╭─ SOURCE MATERIAL

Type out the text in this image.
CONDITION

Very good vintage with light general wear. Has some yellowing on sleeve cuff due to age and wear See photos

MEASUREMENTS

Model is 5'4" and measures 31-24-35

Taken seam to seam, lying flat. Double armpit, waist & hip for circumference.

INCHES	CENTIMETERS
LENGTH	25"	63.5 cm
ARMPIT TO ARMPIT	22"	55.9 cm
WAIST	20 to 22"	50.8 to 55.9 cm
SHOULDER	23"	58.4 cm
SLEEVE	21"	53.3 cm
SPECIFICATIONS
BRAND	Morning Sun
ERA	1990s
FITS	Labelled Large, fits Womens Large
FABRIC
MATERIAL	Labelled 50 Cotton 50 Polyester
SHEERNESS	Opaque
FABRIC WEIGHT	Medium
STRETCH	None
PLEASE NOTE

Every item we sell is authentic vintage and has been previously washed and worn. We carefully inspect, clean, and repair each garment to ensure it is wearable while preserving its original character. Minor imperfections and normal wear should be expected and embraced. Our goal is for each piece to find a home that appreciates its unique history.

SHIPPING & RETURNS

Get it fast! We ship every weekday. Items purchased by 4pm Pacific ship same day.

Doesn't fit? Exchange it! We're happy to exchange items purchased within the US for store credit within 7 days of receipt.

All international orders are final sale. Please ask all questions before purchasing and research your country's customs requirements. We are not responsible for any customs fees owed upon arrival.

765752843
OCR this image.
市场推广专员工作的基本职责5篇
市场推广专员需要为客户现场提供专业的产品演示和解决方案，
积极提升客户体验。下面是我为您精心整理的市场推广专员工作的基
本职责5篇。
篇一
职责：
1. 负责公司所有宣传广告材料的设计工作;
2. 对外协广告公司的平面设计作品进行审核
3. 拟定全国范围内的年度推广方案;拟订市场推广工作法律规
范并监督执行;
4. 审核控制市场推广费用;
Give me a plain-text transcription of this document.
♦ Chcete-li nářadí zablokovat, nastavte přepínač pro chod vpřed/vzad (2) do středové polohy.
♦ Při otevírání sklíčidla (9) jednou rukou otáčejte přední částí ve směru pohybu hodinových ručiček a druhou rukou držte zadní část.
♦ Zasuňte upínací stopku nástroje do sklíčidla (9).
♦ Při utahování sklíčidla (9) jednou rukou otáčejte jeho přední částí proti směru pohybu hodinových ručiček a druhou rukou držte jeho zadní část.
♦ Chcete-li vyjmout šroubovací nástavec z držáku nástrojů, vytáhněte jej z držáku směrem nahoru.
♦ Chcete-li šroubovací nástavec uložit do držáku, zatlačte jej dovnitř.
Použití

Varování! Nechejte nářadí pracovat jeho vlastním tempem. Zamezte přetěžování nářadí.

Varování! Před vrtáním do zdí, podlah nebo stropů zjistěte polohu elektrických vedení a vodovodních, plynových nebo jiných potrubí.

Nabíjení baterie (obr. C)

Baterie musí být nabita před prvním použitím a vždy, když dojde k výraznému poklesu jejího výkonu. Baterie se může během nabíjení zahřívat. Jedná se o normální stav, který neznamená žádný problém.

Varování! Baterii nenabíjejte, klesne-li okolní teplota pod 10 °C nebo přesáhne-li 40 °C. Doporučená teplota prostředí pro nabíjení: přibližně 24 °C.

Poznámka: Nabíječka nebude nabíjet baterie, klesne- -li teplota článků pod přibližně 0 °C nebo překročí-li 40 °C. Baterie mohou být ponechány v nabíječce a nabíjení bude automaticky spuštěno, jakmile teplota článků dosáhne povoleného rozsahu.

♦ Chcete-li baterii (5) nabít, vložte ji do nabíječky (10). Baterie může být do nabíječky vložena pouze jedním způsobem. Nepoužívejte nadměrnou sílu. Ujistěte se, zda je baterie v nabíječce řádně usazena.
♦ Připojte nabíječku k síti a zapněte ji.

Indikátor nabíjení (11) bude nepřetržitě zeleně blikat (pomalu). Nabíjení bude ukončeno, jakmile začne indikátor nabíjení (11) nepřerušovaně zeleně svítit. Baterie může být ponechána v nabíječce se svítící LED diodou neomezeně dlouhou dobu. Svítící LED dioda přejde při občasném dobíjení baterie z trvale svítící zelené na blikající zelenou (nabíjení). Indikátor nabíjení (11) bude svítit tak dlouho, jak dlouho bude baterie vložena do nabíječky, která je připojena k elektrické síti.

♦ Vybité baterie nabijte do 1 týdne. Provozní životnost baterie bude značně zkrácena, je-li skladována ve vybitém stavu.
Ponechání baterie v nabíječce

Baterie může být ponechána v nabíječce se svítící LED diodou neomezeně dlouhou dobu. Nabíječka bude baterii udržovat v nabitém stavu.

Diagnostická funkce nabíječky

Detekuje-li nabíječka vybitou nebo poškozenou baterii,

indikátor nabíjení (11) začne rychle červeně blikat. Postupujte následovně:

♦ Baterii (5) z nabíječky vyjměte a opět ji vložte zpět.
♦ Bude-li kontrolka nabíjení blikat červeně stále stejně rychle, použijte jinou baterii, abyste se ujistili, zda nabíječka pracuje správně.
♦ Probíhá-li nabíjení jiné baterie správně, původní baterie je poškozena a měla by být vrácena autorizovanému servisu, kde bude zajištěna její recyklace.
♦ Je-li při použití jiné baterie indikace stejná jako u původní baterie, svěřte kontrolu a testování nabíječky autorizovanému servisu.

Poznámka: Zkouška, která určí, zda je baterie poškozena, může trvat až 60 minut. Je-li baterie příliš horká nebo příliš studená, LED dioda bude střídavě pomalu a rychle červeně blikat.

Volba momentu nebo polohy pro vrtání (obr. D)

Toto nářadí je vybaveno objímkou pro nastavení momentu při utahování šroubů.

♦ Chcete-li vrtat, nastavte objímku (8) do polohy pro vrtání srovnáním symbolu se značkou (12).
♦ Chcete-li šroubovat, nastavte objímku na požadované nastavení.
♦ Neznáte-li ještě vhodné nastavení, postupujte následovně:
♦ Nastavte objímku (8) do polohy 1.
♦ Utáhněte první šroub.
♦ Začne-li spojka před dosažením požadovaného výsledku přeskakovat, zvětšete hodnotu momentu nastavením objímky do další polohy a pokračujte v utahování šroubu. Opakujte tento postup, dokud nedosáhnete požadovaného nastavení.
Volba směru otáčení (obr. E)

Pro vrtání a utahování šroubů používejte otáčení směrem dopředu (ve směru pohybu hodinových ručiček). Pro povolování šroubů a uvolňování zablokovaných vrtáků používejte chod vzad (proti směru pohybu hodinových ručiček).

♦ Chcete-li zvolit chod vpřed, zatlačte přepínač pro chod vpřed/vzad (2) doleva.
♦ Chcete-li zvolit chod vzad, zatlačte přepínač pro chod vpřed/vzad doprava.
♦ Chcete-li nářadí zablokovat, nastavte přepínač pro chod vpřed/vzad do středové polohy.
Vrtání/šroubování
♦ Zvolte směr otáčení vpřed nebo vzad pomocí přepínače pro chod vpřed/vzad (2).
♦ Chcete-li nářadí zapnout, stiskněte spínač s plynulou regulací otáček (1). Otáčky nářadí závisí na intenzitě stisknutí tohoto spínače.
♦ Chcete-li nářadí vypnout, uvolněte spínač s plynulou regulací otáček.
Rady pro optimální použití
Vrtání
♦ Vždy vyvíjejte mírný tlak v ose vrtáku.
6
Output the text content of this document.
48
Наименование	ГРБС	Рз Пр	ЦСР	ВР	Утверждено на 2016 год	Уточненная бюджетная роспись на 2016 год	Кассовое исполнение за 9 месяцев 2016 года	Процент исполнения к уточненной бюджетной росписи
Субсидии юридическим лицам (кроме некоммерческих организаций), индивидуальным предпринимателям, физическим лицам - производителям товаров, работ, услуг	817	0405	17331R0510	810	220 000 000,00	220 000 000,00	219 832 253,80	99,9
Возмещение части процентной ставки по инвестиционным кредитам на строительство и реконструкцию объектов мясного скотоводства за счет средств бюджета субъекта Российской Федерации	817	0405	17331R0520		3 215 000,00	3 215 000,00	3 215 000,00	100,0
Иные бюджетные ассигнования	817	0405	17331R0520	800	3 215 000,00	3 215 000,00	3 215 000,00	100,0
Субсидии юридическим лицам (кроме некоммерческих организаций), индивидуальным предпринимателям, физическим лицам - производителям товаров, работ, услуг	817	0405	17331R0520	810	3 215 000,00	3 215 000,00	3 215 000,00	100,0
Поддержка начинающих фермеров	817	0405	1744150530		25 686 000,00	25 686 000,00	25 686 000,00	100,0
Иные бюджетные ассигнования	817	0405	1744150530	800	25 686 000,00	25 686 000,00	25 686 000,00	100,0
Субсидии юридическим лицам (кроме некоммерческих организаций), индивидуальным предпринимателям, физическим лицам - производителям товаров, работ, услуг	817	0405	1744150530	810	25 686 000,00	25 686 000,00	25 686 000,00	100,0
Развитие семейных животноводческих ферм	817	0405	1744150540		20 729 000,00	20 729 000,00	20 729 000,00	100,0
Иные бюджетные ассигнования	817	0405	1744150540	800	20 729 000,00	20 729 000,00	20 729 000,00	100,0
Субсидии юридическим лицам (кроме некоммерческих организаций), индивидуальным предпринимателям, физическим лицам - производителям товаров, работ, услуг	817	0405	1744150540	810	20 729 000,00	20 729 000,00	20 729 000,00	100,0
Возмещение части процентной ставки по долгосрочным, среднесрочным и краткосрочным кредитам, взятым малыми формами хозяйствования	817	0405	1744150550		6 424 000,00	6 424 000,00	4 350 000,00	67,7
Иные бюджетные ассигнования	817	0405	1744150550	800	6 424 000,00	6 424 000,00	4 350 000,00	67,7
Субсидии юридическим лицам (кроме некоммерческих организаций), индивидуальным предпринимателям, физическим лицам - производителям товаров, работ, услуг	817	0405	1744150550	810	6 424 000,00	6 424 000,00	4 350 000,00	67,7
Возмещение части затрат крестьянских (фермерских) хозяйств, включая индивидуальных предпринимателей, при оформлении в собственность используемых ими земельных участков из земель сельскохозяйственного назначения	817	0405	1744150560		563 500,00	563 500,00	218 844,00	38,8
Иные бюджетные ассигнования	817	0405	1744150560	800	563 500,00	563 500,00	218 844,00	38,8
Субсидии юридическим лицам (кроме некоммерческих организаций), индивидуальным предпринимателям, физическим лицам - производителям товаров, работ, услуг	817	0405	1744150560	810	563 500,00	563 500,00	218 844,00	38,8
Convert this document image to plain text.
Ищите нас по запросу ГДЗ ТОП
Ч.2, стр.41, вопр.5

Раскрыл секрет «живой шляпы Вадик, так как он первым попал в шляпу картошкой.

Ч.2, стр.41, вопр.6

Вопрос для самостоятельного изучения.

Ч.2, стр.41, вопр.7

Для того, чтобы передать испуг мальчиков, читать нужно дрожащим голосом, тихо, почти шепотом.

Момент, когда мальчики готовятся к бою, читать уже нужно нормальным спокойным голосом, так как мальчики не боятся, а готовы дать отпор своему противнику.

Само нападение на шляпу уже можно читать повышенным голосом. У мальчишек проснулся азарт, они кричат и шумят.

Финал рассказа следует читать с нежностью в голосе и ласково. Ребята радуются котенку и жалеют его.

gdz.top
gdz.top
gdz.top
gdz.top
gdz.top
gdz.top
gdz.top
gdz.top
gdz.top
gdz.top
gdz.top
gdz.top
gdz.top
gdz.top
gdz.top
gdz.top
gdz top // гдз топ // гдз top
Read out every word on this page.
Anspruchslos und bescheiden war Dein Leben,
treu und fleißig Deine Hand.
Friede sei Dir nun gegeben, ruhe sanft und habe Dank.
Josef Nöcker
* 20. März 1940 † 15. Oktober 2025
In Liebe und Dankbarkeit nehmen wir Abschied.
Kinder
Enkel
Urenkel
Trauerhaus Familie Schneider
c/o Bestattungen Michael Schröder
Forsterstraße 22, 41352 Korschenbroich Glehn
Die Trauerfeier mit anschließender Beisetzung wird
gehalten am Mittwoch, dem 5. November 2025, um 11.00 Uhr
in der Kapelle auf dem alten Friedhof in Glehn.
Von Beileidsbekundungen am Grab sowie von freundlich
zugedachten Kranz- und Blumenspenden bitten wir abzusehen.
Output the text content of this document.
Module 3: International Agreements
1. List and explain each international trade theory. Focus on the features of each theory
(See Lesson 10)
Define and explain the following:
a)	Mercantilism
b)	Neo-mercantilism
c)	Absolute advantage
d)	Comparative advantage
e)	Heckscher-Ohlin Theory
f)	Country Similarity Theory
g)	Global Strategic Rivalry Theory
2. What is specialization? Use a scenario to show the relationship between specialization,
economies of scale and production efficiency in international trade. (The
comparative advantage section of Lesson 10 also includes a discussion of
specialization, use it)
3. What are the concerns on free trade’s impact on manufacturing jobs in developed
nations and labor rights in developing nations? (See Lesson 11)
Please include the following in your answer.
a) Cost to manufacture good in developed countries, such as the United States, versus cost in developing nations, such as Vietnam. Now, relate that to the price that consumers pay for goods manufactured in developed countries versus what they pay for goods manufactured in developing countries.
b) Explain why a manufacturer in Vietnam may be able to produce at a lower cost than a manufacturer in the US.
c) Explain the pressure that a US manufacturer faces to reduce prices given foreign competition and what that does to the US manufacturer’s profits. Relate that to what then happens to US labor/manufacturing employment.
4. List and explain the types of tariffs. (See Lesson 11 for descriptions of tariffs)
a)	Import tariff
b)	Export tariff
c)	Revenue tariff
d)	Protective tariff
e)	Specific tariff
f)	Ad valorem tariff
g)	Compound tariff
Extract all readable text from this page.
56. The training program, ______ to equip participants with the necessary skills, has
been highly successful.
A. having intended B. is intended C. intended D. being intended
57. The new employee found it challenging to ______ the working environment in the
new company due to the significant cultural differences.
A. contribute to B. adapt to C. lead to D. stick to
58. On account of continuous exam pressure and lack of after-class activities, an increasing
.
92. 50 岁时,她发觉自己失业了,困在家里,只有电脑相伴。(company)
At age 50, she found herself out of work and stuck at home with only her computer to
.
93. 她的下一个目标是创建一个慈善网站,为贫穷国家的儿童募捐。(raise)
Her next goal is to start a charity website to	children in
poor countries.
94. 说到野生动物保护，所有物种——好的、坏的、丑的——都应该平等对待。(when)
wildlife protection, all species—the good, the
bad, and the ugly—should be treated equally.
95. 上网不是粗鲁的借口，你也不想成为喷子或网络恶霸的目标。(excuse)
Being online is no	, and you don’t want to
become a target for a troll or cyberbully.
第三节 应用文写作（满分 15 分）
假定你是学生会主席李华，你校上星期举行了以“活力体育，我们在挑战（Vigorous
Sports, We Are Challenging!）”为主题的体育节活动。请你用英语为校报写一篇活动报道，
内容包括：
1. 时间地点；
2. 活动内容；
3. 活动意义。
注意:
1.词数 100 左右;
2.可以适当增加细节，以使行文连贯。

╰─

→ **EXERCISE TASK**:
Tally the lines of the records holding the word "advantage", then state only the tally.

→ **TASK OUTPUT**:
3